■ Extrait de référence
--------
La victoire de Syriza souligne une volonté de résistance, par Romaric Godin (la Tribune)
Le premier enseignement de ce premier scrutin grec est celui de la
lassitude. Le niveau de l’abstention (près de 45 %) est le principal
fait de la soirée. C’est dix points de plus qu’en janvier et si l’on
ajoute les bulletins blancs ou nuls (2,5 % des suffrages contre 0,5 % en
janvier), on peut prendre la mesure du désaveu de la politique en
Grèce. On aurait tort de n’y voir qu’un rejet d’un énième scrutin
anticipé. C’est bien l’acceptation, le 13 juillet dernier, par Alexis
Tsipras des conditions des créanciers qui est à l’origine de ce désaveu.
Cette capitulation a prouvé que le vote ne pouvait rien changer aux
conditions économiques du pays. Dans ces conditions, à quoi bon voter ?
On comprend que beaucoup de citoyens grecs aient préféré ne pas se
déplacer ce dimanche. Cette première constatation est une défaite pour
une classe politique grecque qui a clairement perdu en crédibilité. Mais
c’est d’abord une défaite pour les créanciers qui, pendant six mois,
ont tout fait pour effacer le vote du 25 janvier. Ils récoltent ici, par
un désaveu de l’acte démocratique, les fruits de leur politique.
L’échec d’Unité populaire
L’autre signe de cette lassitude est la défaite d’Unité Populaire, la
scission de gauche de Syriza, constituée de ceux qui, au sein du parti
d’Alexis Tsipras, voulaient continuer le combat entamé en janvier et qui
ne siègeront pas à la Vouli. En se détournant de ce parti, les Grecs
ont fait savoir qu’ils n’étaient pas prêts à se relancer dans un bras de
fer avec les créanciers. La fatigue du combat du premier semestre,
l’inutilité de cette bataille, le discrédit de l’aile gauche de Syriza
et la situation économique critique ont eu raison de cette tentative.
Très clairement, pour les Grecs, le moment de la lutte est passé.
La victoire de la résistance
Mais cette lassitude ne signifie pas que la résignation l’a emporté.
Bien au contraire. Si le temps n’est plus à la lutte, il est à la
résistance. En redonnant un mandat à Alexis Tsipras, en sanctionnant la
droite, en punissant Potami, parti préféré des créanciers et en
reconduisant la coalition du 26 janvier, les électeurs grecs leur ont
envoyé un message : ils ne doivent pas abuser de leur défaite. Le calcul
des Grecs, qui est aussi celui d’Alexis Tsipras, est que ce message
sera entendu et que les créanciers en prendront acte lors des
négociations sur la dette.
--------
■ Données sources
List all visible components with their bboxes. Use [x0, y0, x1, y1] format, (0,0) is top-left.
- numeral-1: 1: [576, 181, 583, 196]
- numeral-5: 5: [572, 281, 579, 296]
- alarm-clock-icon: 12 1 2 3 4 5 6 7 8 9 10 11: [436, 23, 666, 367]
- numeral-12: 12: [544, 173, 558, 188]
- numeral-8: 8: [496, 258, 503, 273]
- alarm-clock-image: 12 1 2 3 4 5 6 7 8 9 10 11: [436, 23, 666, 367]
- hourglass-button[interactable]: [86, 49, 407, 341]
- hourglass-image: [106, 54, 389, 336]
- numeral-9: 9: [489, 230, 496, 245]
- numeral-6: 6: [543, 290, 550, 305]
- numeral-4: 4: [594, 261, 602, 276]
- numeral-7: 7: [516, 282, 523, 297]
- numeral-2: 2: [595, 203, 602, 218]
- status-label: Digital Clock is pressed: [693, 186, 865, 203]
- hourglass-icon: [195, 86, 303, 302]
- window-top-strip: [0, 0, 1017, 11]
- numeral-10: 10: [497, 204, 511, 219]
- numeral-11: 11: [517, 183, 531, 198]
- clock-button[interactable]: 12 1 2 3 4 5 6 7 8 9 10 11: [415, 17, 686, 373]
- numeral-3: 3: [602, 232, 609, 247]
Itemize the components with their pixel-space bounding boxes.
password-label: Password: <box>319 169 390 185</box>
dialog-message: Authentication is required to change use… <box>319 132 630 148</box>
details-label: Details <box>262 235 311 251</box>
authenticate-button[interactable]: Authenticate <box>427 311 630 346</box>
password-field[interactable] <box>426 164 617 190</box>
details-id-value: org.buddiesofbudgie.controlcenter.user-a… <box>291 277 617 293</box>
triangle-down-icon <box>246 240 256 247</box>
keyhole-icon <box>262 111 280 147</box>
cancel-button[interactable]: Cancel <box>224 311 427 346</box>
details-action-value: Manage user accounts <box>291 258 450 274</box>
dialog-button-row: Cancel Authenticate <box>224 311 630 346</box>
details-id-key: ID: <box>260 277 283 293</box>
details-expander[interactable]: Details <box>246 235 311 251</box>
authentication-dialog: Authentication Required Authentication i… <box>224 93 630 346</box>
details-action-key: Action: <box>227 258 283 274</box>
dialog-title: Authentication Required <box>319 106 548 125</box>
--------
■ Consignes
#1 D'après l'extrait sur le scrutin grec, quel a été le niveau de l'abstention ?
#2 Recopiez à l'identique le passage des lignes de données qui commence à la toute première et s'achève sur celle qui contient « - numeral-12: 12: [544, 173, 558, 188] », bornes incluses.
L'extrait et les lignes de données proviennent de sources sans lien entre elles.

■ Résultats de l'exercice
#1 Près de 45 %.

#2
List all visible components with their bboxes. Use [x0, y0, x1, y1] format, (0,0) is top-left.
- numeral-1: 1: [576, 181, 583, 196]
- numeral-5: 5: [572, 281, 579, 296]
- alarm-clock-icon: 12 1 2 3 4 5 6 7 8 9 10 11: [436, 23, 666, 367]
- numeral-12: 12: [544, 173, 558, 188]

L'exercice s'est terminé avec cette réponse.